■ STATED PROBLEM A ■
Answer these questions using the gameplay web post:
(i) What three main parts of a gameplay web does the example image single out?
(ii) What does the new schematic structure measure narrative and emotional tension as?
(iii) What is the title of the next chapter in the series?
■ STATED PROBLEM B ■
Can you print the gameplay web post between "Sound high-falutin’? It" and "running a game.", inclusive?
■ STATED PROBLEM C ■
According to the gameplay web post, why is a gameplay web a category "above" a flowchart? Answer in one to three sentences.

-- START OF PROVIDED PASSAGE --

Part of the point of my still-evolving thesis (first mentioned in my early post, “On Playwriting, On Gameplay”) is to develop a new vocabulary for branching or unfolding narratives — something loose enough to survive spit-balling and rough use, but rigid enough to be clear and evocative in serious discussion. A lot of the ideas wrapped up in this vocabulary are not new. They should be familiar to anyone who’s studied dramatic structure a bit, understands the Three Act or Five Act structure (see Jeff’s series on the Three Act form), or has dabbled in narrative studies.
In subsequent entries, we’ll look at the unique ways that games — board games, card games, and especially roleplaying and story-making games — can use these terms to describe and make new sense of real-time storytelling play and dramatic manipulation at the design level.
Sound high-falutin’? It is a bit. Pretentious, too. But I take this stuff seriously and if you’ve played RPGs, you’ll see right away how these terms can be useful in the dirty minute-to-minute activities of running a game.
Toward New Definitions
We’re defining two bits of jargon here, neither of which is especially groundbreaking but both of which facilitate further discussion of narrative (not just plot) and dramatic tension (not just Act structure) in games. These terms are good for analyzing games you play and for creating gameplay moments, whether you’re a video-game level designer, a board-game creator, or a GM.
First up is the gameplay web. After that, we’ll look at a dynamic modernization of Freytag’s pyramid, modified for use in branching fiction and interactive storytelling. This new schematic structure measures narrative and emotional tension as dramatic elevation.
Gameplay Web
You’re already familiar with this, I’ll bet. A gameplay web is a streamlined flowchart, which is old hat for plotting in RPGs, fiction, and all sorts of storytelling. A gameplay web is a category “above” a flowchart, though, insofar as a flowchart is one possible way to interpret a gameplay web — another manifestation of a gameplay web is the archetypal dungeon of D&D and countless other RPGs.
(The next chapter in this series, “Dungeons & Diagrams,” looks at gameplay webs and dramatic elevation in classic dungeon-crawl play.)
The basic components of a gameplay web are broad and easy to mess around with. In the example gameplay web (Image 1 of 6), the three main parts are singled out: the starting point (a), paths or transitions (b), and decision points (c), which are the hubs leading through other transitions into other decision points.
The paths or transitions (b) are the linear elements between decision points, which is an intentionally big and vague definition; they can be passageways or exposition, as long as inches or miles, corridors or continents, seconds or decades. The space between one decision point and another might be filled by a quick cut skipping over miles and days of travel (“When you reach the castle,” says the GM, “you have a choice to make.”) or it might be a winding catacomb marked out in five-foot squares and traversed with miniatures on a map.

-- END OF PROVIDED PASSAGE --
-- START OF DATA EXCERPTS --

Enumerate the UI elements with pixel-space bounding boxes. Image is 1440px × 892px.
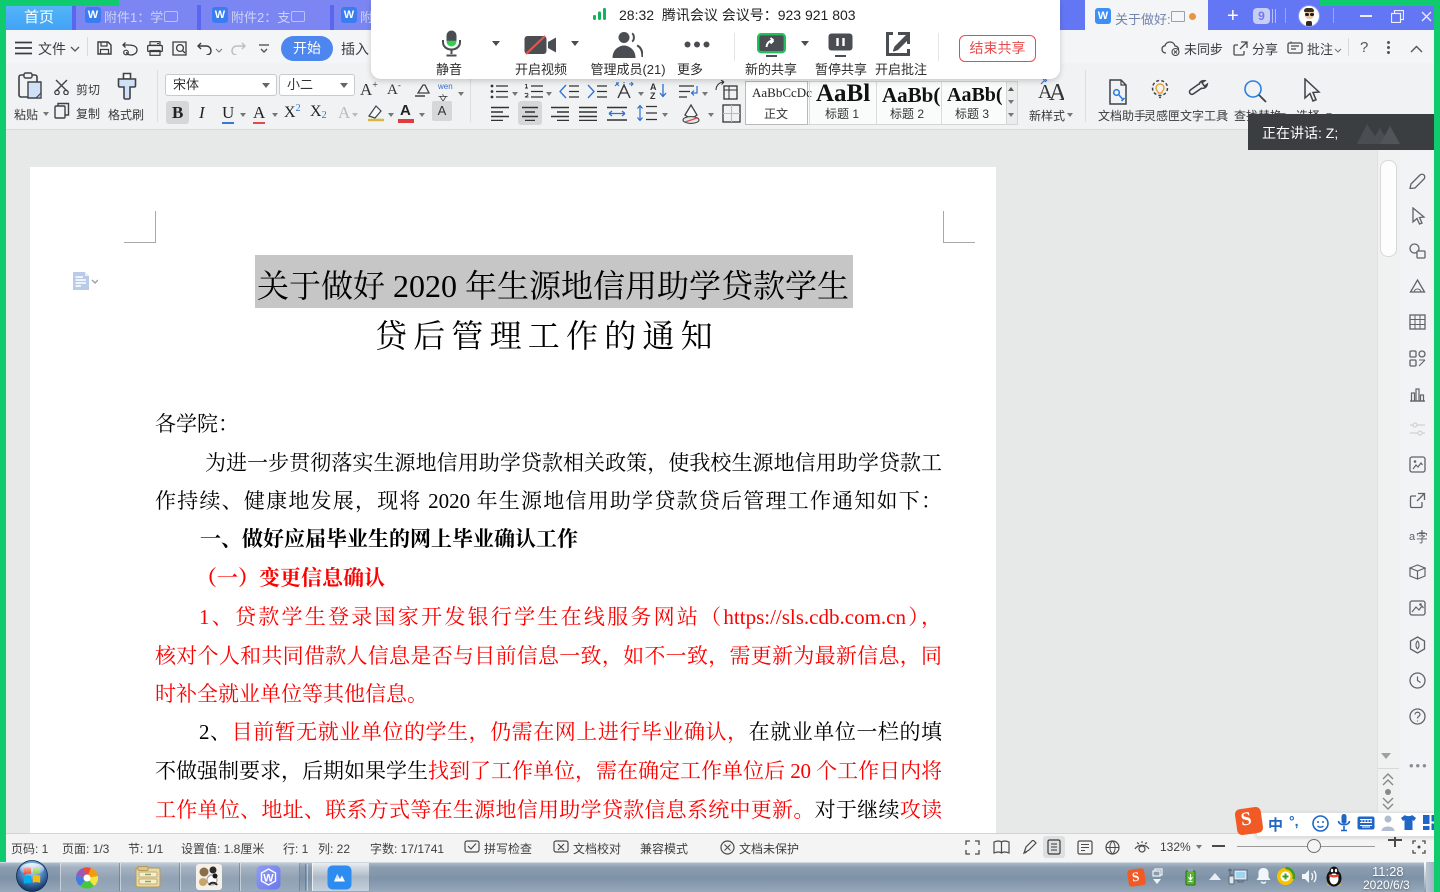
svg-text:W: W bbox=[263, 873, 274, 885]
svg-text:A: A bbox=[1049, 80, 1064, 102]
svg-text:a: a bbox=[1409, 531, 1416, 543]
svg-text:Z: Z bbox=[650, 91, 656, 100]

-- END OF DATA EXCERPTS --

■ FINAL RESULT A ■
(i) The starting point, paths or transitions, and decision points.
(ii) Dramatic elevation.
(iii) "Dungeons & Diagrams."

■ FINAL RESULT B ■
Sound high-falutin’? It is a bit. Pretentious, too. But I take this stuff seriously and if you’ve played RPGs, you’ll see right away how these terms can be useful in the dirty minute-to-minute activities of running a game.

■ FINAL RESULT C ■
A flowchart is only one possible way to interpret a gameplay web. Another manifestation of a gameplay web is the archetypal dungeon of D&D and countless other RPGs.